▸ RECORDS SHOWN:

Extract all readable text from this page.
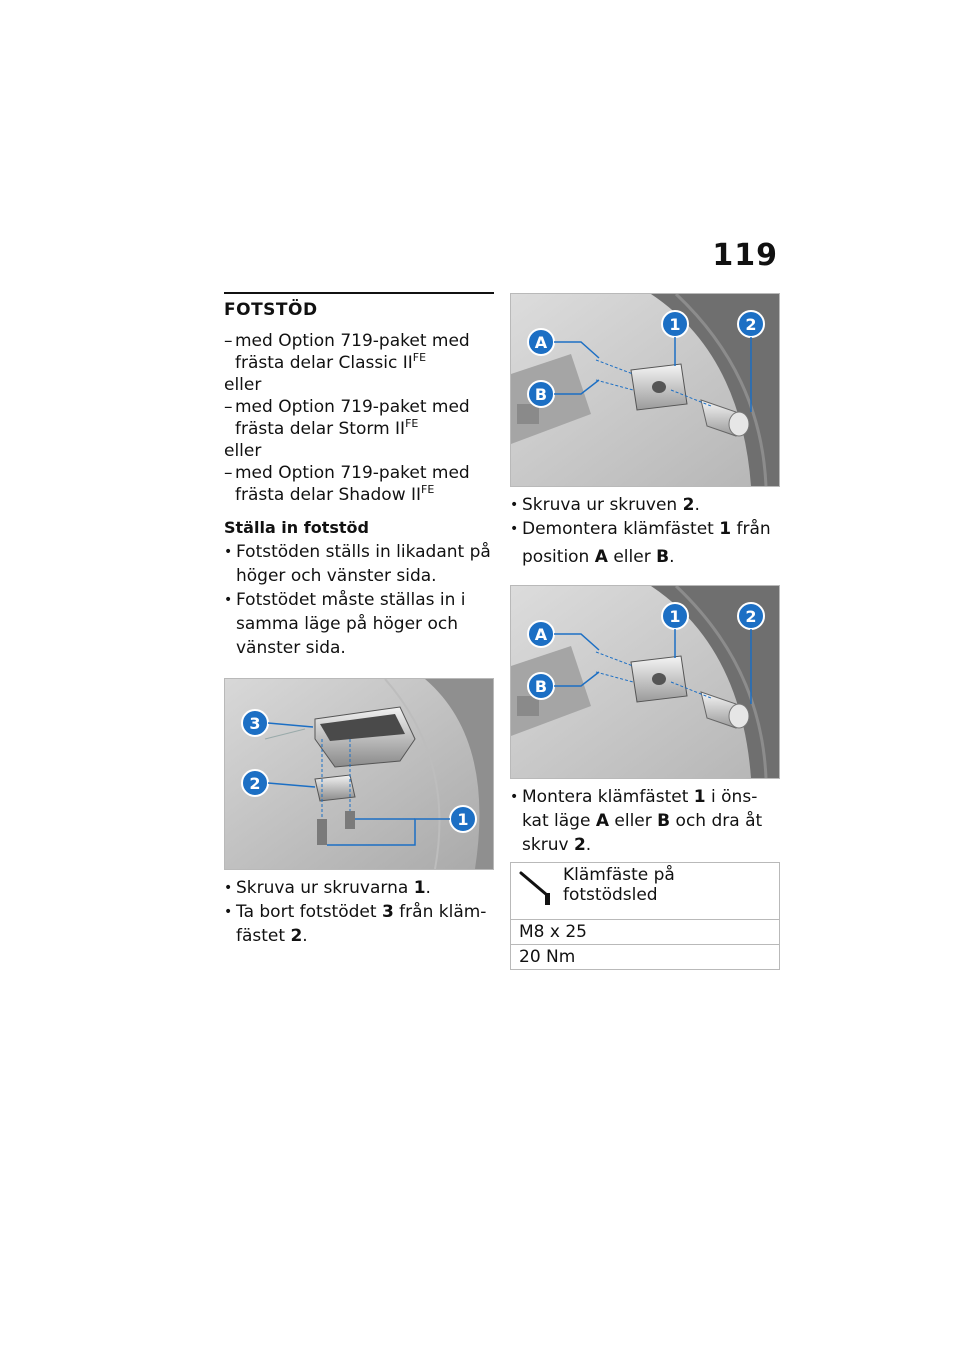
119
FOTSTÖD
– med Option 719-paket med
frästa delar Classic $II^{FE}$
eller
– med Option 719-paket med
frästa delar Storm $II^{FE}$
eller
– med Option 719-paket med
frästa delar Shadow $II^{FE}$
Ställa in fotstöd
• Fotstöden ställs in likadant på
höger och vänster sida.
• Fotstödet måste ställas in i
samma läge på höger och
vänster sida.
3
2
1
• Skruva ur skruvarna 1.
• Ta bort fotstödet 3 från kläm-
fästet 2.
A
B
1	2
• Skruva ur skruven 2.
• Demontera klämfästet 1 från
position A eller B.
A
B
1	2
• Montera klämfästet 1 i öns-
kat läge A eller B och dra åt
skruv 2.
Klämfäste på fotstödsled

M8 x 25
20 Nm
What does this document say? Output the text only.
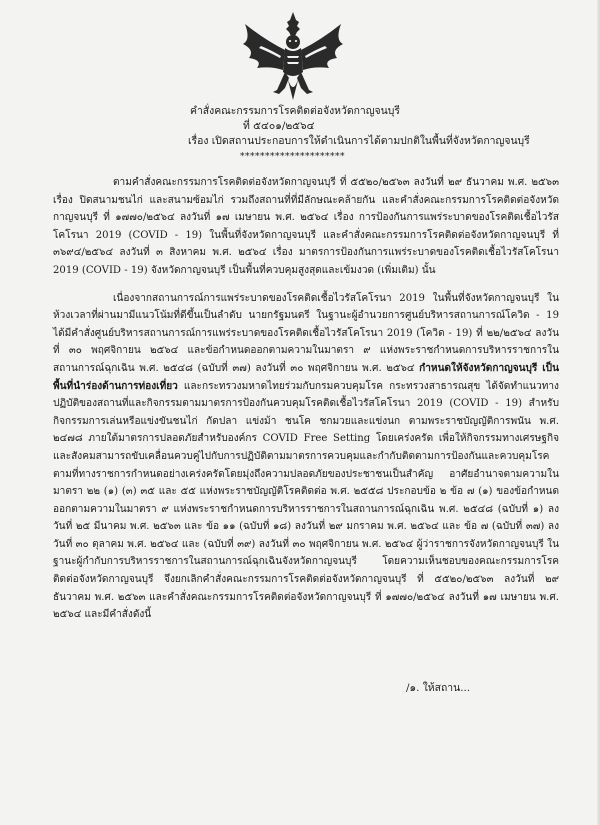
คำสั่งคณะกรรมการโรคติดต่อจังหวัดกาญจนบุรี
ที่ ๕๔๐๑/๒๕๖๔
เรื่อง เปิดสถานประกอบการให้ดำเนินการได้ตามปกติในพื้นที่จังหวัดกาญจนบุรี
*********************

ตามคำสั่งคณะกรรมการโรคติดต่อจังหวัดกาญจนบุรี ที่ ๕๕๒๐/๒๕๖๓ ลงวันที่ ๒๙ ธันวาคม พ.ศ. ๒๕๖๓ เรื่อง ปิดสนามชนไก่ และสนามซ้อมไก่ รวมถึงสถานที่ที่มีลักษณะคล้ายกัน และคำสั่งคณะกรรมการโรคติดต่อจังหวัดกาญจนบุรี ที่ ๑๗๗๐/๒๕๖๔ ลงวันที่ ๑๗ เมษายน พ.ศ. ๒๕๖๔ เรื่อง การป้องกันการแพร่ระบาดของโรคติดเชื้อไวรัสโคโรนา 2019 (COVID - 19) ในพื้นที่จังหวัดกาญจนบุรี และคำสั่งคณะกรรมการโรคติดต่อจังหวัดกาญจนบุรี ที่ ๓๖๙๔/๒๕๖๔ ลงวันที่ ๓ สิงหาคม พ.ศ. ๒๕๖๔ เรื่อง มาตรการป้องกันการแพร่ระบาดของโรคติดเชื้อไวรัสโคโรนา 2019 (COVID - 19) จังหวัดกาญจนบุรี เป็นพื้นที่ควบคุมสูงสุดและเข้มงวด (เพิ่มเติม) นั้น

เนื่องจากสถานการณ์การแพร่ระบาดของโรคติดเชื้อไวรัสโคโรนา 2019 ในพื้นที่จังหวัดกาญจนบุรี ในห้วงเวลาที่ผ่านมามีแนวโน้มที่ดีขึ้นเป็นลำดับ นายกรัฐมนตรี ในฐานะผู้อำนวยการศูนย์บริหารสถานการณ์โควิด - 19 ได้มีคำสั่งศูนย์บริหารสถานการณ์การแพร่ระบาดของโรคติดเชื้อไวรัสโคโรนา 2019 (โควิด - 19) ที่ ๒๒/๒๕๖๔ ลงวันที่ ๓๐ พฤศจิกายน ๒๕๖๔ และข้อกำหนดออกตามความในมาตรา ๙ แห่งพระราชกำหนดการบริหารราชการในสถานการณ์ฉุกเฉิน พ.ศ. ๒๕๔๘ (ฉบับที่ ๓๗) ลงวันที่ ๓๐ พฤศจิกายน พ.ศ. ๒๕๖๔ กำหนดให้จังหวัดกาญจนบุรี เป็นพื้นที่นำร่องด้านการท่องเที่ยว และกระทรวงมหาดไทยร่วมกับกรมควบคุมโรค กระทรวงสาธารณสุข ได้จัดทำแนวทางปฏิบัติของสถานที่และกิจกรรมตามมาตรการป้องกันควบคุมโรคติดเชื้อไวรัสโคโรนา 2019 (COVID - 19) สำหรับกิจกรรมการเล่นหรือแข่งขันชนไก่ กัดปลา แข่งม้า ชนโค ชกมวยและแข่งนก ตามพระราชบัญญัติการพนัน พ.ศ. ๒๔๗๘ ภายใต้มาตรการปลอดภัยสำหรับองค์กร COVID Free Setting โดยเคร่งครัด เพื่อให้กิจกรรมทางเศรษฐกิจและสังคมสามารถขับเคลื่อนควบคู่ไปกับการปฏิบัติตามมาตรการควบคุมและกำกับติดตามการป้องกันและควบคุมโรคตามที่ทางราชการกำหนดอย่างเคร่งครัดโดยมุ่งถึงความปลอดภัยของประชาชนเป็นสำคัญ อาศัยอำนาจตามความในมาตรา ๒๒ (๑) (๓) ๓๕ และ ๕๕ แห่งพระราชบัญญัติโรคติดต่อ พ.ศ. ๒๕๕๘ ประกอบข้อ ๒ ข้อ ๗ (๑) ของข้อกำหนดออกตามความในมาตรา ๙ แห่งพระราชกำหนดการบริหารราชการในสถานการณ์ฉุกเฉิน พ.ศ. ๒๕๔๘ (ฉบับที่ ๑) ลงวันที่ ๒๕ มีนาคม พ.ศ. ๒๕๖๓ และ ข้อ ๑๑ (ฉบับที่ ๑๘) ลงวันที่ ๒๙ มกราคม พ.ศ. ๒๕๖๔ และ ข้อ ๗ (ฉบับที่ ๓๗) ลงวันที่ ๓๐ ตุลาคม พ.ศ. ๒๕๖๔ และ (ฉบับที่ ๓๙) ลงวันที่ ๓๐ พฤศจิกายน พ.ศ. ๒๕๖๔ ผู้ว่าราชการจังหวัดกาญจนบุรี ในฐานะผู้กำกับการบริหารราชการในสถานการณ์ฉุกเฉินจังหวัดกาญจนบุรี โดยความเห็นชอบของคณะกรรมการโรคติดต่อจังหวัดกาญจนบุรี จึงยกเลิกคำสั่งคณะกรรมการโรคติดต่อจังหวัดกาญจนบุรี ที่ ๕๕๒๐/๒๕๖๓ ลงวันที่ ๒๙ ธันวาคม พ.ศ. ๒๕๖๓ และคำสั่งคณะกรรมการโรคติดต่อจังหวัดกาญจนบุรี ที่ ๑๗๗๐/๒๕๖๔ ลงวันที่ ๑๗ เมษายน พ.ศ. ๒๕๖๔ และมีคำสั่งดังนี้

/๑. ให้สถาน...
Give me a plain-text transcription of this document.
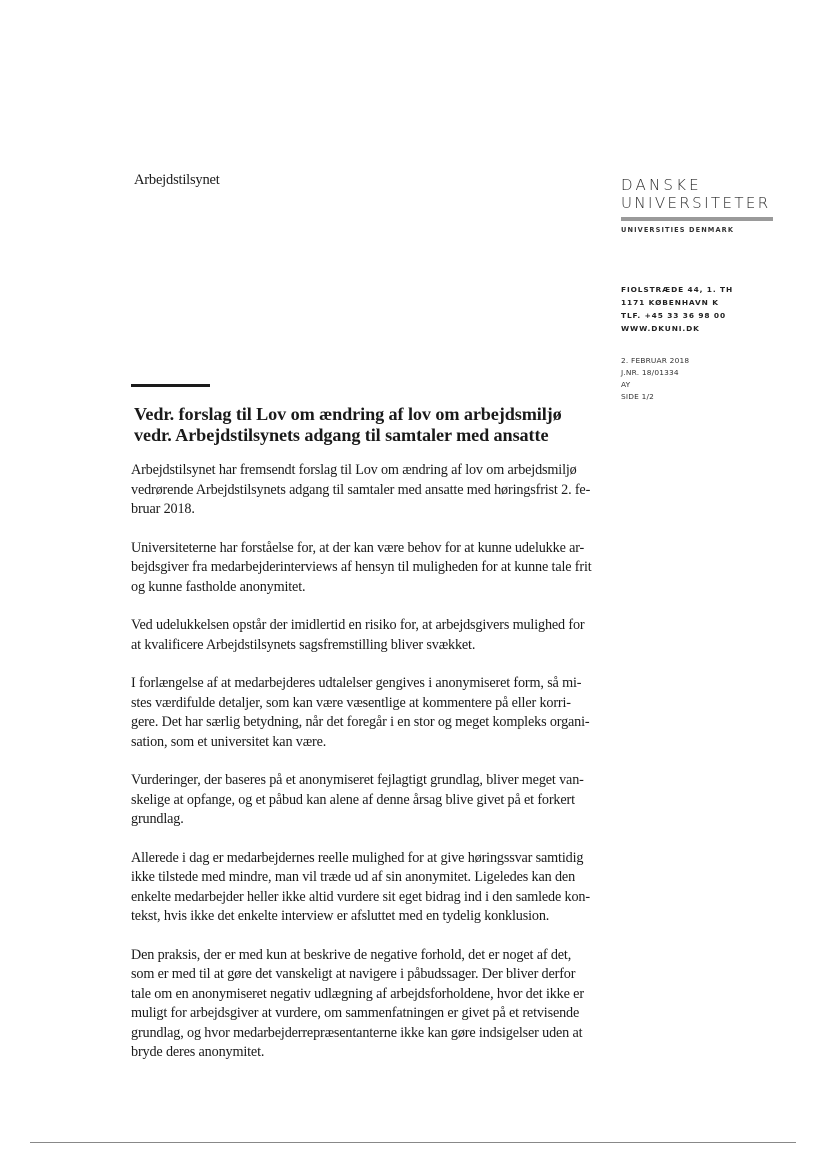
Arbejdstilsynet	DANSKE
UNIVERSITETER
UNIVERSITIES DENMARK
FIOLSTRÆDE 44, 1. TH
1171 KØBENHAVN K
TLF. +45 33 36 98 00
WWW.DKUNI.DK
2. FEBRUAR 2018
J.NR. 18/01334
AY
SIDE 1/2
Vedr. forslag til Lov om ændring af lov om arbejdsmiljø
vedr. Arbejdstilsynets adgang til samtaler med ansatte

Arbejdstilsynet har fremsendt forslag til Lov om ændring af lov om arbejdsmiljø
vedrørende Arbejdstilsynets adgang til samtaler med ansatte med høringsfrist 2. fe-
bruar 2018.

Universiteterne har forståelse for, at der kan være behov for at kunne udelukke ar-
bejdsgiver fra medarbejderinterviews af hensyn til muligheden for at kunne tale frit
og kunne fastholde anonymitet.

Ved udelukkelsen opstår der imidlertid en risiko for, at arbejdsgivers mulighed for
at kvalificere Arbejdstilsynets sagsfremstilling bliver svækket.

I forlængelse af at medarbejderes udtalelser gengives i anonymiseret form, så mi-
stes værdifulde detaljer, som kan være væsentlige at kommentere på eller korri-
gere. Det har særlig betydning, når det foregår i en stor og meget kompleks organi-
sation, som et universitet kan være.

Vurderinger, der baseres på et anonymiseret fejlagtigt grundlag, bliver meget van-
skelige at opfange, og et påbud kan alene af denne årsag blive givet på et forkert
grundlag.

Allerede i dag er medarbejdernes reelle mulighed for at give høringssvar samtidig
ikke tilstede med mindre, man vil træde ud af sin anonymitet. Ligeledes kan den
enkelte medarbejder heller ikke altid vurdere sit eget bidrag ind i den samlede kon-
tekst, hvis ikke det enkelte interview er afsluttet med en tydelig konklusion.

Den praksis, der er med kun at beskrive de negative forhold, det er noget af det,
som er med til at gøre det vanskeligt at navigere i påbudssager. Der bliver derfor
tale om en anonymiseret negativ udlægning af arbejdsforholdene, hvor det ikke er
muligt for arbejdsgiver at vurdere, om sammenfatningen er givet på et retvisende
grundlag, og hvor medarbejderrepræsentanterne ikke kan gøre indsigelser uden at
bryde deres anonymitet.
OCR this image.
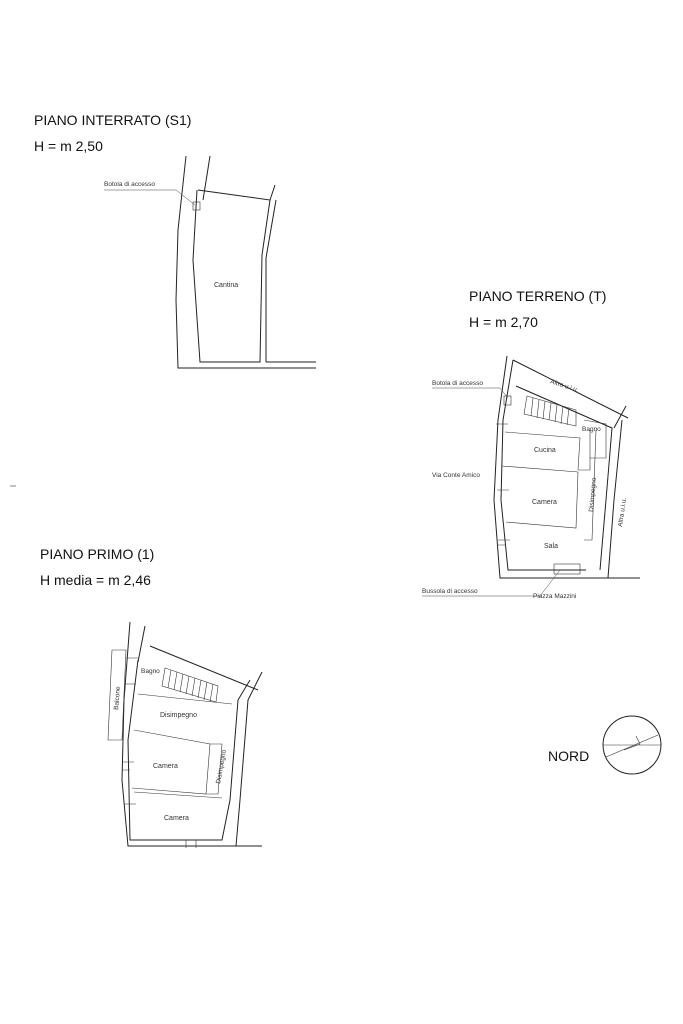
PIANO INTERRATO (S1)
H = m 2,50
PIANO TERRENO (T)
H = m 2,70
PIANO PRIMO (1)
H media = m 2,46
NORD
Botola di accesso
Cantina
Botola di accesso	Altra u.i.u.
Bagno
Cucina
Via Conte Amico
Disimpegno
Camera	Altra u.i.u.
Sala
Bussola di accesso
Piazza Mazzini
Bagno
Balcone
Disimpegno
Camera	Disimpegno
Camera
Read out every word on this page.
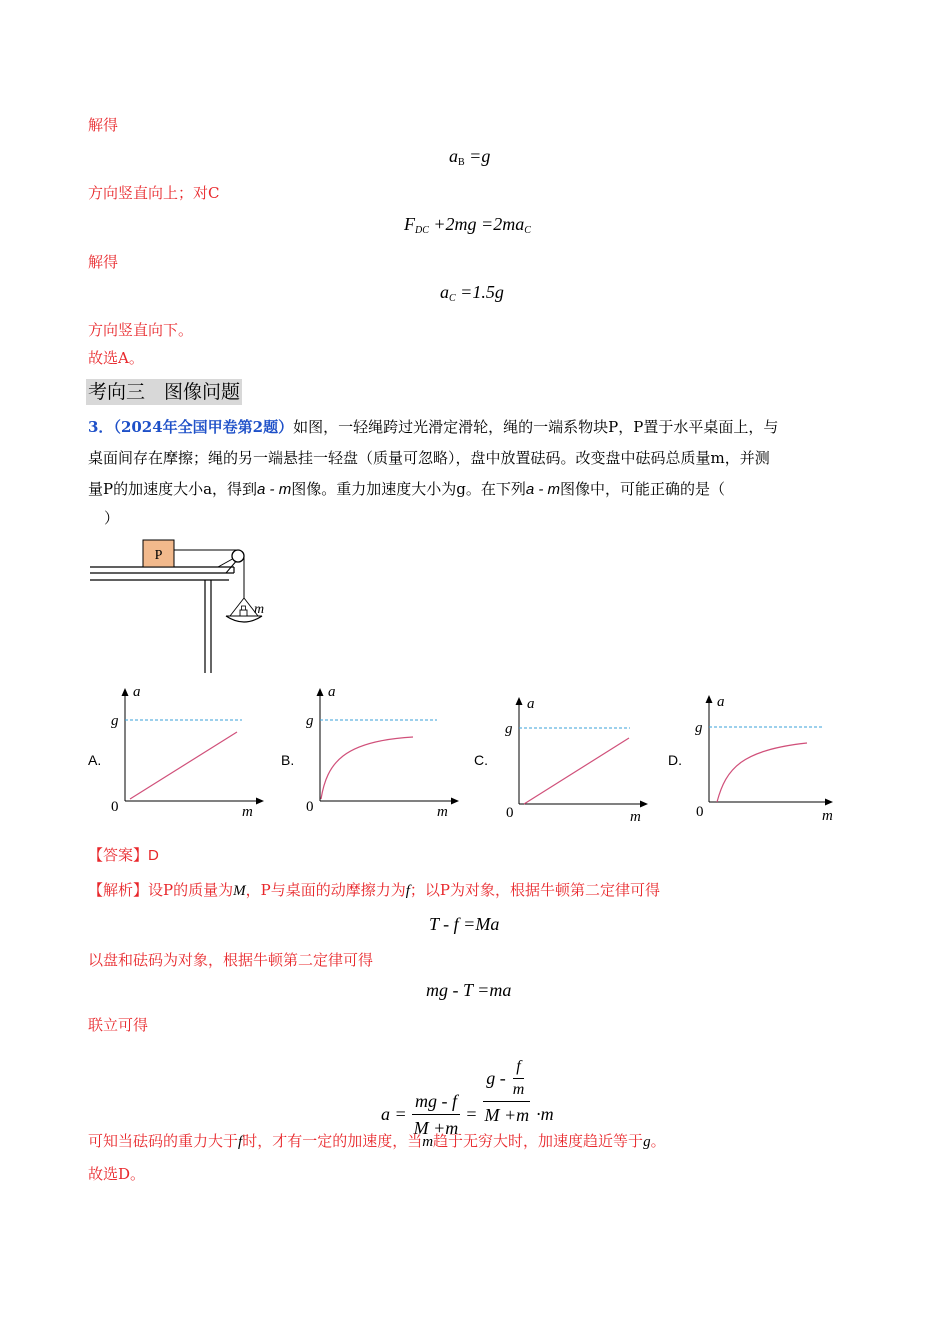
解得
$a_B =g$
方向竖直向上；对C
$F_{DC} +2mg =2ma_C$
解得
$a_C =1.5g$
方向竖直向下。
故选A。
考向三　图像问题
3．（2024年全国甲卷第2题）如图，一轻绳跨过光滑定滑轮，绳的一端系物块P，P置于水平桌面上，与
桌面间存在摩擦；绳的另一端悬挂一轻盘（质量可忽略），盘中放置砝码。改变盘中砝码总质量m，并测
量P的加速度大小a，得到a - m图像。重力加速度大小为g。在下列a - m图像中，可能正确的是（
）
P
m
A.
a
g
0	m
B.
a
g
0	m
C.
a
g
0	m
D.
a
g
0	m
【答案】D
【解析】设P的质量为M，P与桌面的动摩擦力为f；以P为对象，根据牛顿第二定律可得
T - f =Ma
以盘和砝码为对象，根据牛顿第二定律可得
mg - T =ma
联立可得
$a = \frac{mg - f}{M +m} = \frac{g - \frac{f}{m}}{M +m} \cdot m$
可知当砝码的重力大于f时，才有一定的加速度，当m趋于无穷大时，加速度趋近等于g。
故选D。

▸ OBJECTIVE: Nothing but the lines from the line containing "Read out every word on this page." through the last line of the records above is to be extracted, exactly and with no pictures.

▸ OUTPUT BELOW:
Read out every word on this page.
解得
$a_B =g$
方向竖直向上；对C
$F_{DC} +2mg =2ma_C$
解得
$a_C =1.5g$
方向竖直向下。
故选A。
考向三　图像问题
3．（2024年全国甲卷第2题）如图，一轻绳跨过光滑定滑轮，绳的一端系物块P，P置于水平桌面上，与
桌面间存在摩擦；绳的另一端悬挂一轻盘（质量可忽略），盘中放置砝码。改变盘中砝码总质量m，并测
量P的加速度大小a，得到a - m图像。重力加速度大小为g。在下列a - m图像中，可能正确的是（
）
P
m
A.
a
g
0	m
B.
a
g
0	m
C.
a
g
0	m
D.
a
g
0	m
【答案】D
【解析】设P的质量为M，P与桌面的动摩擦力为f；以P为对象，根据牛顿第二定律可得
T - f =Ma
以盘和砝码为对象，根据牛顿第二定律可得
mg - T =ma
联立可得
$a = \frac{mg - f}{M +m} = \frac{g - \frac{f}{m}}{M +m} \cdot m$
可知当砝码的重力大于f时，才有一定的加速度，当m趋于无穷大时，加速度趋近等于g。
故选D。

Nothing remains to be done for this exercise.